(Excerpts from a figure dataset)
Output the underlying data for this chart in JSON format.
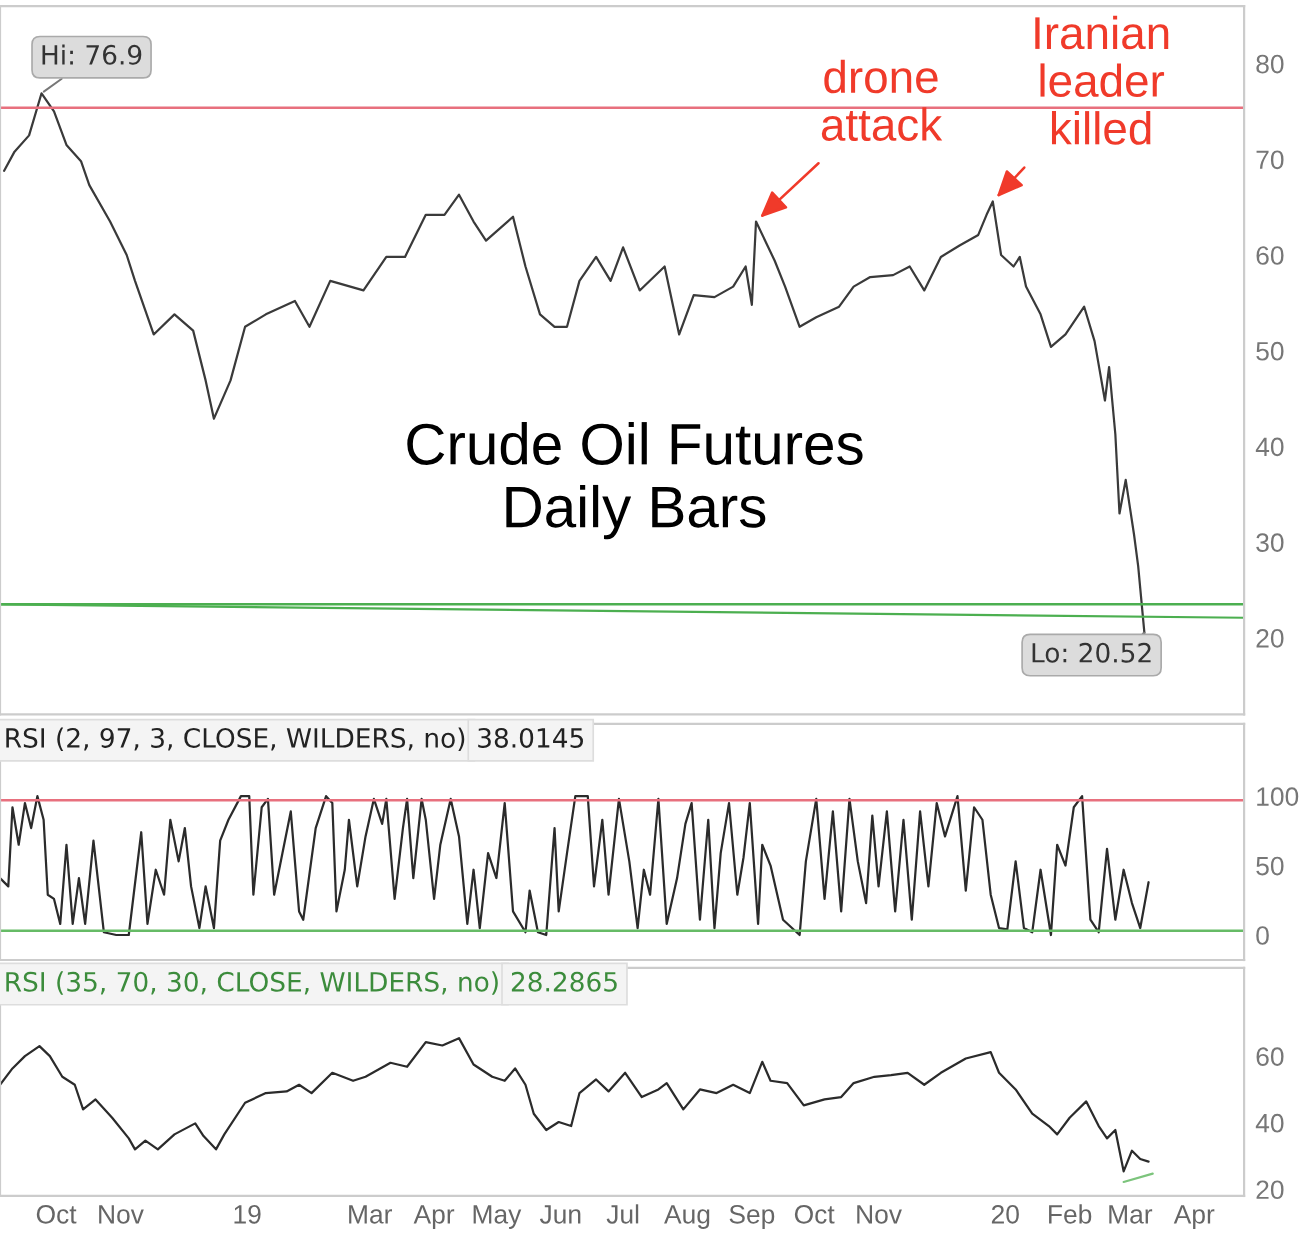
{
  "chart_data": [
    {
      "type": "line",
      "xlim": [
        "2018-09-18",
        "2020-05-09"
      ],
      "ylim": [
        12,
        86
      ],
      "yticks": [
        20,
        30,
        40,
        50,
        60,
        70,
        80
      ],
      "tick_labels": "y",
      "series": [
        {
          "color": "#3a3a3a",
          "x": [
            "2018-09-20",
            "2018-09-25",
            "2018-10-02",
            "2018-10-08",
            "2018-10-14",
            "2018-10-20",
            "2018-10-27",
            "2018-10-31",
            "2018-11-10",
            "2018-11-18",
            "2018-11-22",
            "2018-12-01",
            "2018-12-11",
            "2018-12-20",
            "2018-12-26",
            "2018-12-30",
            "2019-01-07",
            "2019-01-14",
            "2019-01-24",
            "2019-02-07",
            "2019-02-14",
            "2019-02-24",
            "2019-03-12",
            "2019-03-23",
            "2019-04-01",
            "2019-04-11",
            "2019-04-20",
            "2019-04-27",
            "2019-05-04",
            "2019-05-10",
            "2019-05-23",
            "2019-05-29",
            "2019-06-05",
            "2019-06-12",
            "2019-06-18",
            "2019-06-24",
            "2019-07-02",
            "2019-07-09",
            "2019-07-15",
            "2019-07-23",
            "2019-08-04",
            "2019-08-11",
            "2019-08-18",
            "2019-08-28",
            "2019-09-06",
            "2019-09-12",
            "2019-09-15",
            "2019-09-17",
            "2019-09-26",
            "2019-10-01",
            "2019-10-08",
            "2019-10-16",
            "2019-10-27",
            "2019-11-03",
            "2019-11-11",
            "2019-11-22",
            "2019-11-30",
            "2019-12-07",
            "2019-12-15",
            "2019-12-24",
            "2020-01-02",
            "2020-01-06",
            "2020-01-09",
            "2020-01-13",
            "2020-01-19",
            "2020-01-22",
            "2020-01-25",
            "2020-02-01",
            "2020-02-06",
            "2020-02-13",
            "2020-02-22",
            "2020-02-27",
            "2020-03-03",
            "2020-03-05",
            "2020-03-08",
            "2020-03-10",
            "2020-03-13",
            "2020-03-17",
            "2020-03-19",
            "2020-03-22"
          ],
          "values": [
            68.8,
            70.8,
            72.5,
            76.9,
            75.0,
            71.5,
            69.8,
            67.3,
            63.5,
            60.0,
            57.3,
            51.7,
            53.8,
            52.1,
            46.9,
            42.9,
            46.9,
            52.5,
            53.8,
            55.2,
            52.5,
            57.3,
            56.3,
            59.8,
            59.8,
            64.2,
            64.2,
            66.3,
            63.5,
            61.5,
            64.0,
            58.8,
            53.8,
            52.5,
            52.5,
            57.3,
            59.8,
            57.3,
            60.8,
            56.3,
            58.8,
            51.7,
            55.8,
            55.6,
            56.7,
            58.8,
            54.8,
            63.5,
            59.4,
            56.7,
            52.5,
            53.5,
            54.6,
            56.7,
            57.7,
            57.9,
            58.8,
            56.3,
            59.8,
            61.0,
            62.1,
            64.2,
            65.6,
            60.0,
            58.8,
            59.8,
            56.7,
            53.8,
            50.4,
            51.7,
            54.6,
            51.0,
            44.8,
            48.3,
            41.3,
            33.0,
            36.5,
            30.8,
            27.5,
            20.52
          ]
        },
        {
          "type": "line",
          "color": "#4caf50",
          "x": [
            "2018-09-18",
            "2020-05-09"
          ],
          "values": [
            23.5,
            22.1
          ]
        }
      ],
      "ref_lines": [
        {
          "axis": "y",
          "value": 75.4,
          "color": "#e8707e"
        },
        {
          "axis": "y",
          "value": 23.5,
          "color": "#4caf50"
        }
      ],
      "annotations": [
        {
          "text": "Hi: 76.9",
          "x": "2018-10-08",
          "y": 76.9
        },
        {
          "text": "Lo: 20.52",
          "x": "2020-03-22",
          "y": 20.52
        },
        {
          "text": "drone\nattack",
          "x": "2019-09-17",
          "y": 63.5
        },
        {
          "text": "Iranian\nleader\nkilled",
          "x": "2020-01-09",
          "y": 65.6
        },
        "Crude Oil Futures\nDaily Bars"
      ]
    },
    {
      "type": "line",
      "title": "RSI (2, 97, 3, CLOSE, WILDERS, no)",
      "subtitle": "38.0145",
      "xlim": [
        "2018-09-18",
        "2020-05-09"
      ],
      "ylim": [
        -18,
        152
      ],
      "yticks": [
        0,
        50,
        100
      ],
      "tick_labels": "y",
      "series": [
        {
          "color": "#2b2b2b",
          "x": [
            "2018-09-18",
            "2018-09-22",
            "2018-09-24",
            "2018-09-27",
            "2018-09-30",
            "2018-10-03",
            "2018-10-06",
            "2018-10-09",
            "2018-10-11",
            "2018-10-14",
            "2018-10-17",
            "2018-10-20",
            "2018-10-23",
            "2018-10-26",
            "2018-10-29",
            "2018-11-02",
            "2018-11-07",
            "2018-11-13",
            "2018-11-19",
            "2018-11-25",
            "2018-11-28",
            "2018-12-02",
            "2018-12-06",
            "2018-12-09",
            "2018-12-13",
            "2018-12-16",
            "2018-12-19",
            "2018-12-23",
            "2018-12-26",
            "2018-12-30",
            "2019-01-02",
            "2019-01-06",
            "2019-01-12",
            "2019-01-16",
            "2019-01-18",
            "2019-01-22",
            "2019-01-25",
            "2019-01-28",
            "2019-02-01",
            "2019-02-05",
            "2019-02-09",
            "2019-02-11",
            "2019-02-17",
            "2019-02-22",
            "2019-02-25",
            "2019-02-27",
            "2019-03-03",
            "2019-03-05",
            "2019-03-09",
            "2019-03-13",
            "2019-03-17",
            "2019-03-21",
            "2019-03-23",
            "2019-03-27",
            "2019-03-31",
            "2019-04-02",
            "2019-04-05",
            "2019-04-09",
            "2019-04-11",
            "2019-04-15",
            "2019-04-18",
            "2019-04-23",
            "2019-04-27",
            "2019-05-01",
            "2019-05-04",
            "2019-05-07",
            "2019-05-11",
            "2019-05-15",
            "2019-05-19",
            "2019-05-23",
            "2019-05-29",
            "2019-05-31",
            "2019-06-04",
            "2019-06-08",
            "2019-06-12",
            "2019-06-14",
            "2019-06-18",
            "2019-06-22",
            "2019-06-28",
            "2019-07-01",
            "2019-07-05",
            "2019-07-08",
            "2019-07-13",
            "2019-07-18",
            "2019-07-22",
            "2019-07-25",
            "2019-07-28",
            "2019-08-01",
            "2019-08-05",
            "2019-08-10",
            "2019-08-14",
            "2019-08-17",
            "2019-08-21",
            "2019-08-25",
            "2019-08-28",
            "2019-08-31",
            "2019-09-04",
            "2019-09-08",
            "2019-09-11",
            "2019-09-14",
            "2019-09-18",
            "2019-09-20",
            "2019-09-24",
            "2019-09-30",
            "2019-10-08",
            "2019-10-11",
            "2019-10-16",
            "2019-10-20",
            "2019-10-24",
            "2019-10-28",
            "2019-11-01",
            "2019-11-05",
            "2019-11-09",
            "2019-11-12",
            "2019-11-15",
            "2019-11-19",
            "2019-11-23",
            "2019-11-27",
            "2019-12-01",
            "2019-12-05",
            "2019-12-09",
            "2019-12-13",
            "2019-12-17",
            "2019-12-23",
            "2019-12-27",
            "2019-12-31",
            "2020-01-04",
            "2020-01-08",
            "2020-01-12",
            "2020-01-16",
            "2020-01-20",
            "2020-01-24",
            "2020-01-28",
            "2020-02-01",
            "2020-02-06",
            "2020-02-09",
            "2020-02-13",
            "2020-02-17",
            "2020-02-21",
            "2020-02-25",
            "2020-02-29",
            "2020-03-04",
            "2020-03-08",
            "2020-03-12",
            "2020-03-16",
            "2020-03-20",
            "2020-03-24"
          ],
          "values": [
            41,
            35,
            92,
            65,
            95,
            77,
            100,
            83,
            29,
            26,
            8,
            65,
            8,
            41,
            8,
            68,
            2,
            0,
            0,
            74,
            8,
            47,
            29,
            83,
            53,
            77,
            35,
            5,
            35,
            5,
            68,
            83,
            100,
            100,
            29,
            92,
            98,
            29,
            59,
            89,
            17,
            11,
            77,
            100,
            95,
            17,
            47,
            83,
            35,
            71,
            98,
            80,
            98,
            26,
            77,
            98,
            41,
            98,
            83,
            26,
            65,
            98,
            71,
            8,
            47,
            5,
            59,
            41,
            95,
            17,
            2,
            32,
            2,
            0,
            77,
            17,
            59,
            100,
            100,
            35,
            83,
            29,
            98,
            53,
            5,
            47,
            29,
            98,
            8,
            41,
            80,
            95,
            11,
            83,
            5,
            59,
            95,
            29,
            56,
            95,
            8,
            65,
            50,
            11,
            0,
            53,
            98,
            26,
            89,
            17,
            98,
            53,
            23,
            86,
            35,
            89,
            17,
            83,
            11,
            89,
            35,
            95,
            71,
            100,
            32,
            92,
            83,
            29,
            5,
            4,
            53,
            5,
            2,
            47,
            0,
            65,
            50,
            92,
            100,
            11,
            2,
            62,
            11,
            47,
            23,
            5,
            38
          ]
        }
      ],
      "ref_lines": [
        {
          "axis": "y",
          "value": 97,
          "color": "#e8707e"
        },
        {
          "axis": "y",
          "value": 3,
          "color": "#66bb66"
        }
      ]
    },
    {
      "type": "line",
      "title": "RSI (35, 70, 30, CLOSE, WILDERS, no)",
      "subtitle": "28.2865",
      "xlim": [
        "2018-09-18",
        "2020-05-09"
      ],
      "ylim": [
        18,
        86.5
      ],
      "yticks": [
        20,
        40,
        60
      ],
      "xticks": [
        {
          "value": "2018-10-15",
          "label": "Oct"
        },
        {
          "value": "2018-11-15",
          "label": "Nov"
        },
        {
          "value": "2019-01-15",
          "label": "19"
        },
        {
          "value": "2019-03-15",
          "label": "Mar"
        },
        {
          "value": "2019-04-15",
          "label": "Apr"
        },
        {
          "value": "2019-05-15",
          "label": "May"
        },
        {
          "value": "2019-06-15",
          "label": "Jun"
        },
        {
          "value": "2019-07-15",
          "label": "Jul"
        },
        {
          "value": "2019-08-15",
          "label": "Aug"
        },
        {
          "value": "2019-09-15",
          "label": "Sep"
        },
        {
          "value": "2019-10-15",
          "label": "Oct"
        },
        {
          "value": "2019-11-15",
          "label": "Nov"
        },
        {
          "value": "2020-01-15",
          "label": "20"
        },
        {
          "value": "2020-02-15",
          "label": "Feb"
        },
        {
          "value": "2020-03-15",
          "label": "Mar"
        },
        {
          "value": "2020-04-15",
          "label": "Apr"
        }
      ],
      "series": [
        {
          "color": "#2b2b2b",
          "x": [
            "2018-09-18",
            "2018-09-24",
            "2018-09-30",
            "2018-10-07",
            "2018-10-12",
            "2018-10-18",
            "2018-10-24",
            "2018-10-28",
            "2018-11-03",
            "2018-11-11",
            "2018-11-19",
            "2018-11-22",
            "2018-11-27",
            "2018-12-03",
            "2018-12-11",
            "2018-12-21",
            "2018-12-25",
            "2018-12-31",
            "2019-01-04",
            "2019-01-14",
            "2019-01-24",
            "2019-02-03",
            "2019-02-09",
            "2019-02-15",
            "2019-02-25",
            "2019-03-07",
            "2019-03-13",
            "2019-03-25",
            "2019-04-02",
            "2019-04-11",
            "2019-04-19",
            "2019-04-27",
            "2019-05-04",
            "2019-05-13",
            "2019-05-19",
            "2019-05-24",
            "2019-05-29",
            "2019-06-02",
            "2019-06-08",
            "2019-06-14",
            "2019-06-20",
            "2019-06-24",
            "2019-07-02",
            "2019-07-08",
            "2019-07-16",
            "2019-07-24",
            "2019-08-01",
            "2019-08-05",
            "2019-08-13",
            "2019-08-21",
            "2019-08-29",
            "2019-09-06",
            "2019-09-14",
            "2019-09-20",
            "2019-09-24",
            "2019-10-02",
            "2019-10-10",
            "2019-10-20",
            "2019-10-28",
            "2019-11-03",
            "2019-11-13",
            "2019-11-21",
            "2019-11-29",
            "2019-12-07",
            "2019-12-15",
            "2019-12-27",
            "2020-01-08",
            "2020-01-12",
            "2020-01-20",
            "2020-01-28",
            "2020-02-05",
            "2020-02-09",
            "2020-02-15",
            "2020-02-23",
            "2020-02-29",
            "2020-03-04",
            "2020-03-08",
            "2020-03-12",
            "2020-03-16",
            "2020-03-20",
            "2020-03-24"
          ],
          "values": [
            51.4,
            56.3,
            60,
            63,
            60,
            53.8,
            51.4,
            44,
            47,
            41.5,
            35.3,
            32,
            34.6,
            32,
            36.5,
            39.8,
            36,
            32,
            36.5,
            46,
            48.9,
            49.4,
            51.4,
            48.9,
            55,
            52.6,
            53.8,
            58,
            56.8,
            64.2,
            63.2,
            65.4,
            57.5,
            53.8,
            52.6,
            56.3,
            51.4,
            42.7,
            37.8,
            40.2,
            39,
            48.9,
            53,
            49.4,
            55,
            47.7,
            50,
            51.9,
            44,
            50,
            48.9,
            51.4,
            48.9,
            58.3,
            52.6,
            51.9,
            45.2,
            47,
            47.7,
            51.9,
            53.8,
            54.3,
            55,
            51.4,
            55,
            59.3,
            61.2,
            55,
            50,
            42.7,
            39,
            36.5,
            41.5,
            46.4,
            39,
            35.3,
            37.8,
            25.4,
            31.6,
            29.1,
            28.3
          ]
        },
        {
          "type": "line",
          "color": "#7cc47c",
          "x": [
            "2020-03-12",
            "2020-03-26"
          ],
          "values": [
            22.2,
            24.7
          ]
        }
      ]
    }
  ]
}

* **THE PROBLEM**
Copy out each line of the entries that holds "text".

* **OUTPUT**
          "text": "Hi: 76.9",
          "text": "Lo: 20.52",
          "text": "drone\nattack",
          "text": "Iranian\nleader\nkilled",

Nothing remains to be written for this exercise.